(Collected data entries)
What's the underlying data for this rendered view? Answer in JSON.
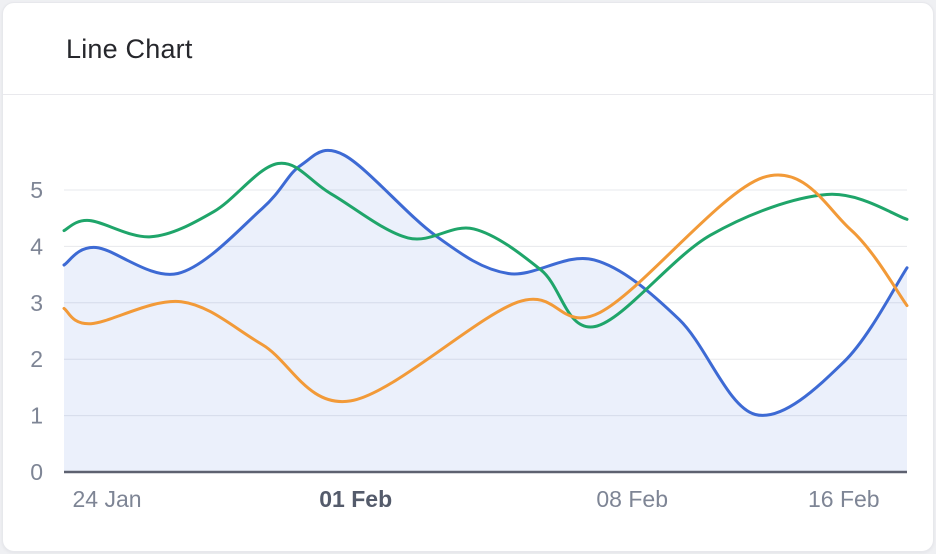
{
  "card": {
    "title": "Line Chart"
  },
  "chart_data": {
    "type": "line",
    "title": "Line Chart",
    "curve": "smooth",
    "grid": true,
    "legend": "none",
    "xlabel": "",
    "ylabel": "",
    "ylim": [
      0,
      6
    ],
    "y_ticks": [
      0,
      1,
      2,
      3,
      4,
      5
    ],
    "x_ticks": [
      {
        "label": "24 Jan",
        "pos": 0.051,
        "bold": false
      },
      {
        "label": "01 Feb",
        "pos": 0.346,
        "bold": true
      },
      {
        "label": "08 Feb",
        "pos": 0.674,
        "bold": false
      },
      {
        "label": "16 Feb",
        "pos": 0.925,
        "bold": false
      }
    ],
    "series": [
      {
        "name": "series-blue",
        "color": "#3d6ad4",
        "area": true,
        "area_color": "rgba(61,106,212,0.10)",
        "points": [
          [
            0.0,
            3.67
          ],
          [
            0.038,
            3.98
          ],
          [
            0.135,
            3.52
          ],
          [
            0.235,
            4.67
          ],
          [
            0.281,
            5.44
          ],
          [
            0.332,
            5.62
          ],
          [
            0.44,
            4.2
          ],
          [
            0.527,
            3.52
          ],
          [
            0.629,
            3.76
          ],
          [
            0.73,
            2.7
          ],
          [
            0.82,
            1.02
          ],
          [
            0.925,
            1.95
          ],
          [
            1.0,
            3.62
          ]
        ]
      },
      {
        "name": "series-green",
        "color": "#1fa56a",
        "area": false,
        "points": [
          [
            0.0,
            4.28
          ],
          [
            0.03,
            4.46
          ],
          [
            0.103,
            4.17
          ],
          [
            0.178,
            4.62
          ],
          [
            0.254,
            5.47
          ],
          [
            0.317,
            4.93
          ],
          [
            0.408,
            4.15
          ],
          [
            0.486,
            4.31
          ],
          [
            0.566,
            3.58
          ],
          [
            0.63,
            2.58
          ],
          [
            0.767,
            4.2
          ],
          [
            0.905,
            4.92
          ],
          [
            1.0,
            4.48
          ]
        ]
      },
      {
        "name": "series-orange",
        "color": "#f29a38",
        "area": false,
        "points": [
          [
            0.0,
            2.9
          ],
          [
            0.032,
            2.63
          ],
          [
            0.139,
            3.02
          ],
          [
            0.235,
            2.26
          ],
          [
            0.34,
            1.26
          ],
          [
            0.538,
            3.01
          ],
          [
            0.636,
            2.83
          ],
          [
            0.829,
            5.22
          ],
          [
            0.933,
            4.3
          ],
          [
            1.0,
            2.95
          ]
        ]
      }
    ],
    "colors": {
      "grid": "#e7e8ec",
      "axis": "#5d6170",
      "tick_label": "#7e8595",
      "tick_label_bold": "#545b6b"
    }
  }
}
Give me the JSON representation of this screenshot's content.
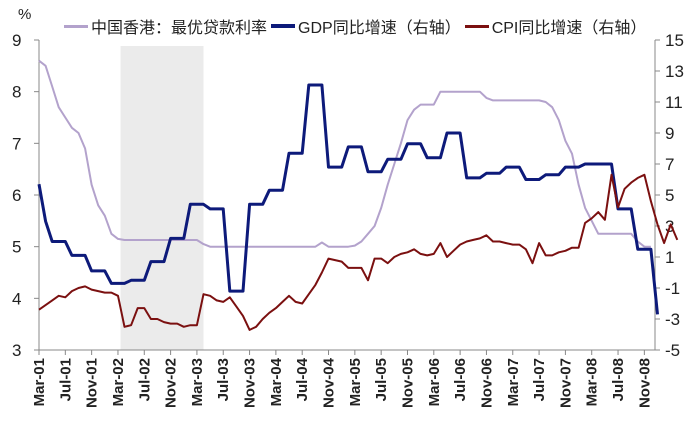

■ STATED TASK ■
Filter the entries down to the lines with the word "JSON" in them.

■ COMPLETE RESPONSE ■
What's the underlying data for this rendered view? Answer in JSON.
Give me the JSON representation of this screenshot's content.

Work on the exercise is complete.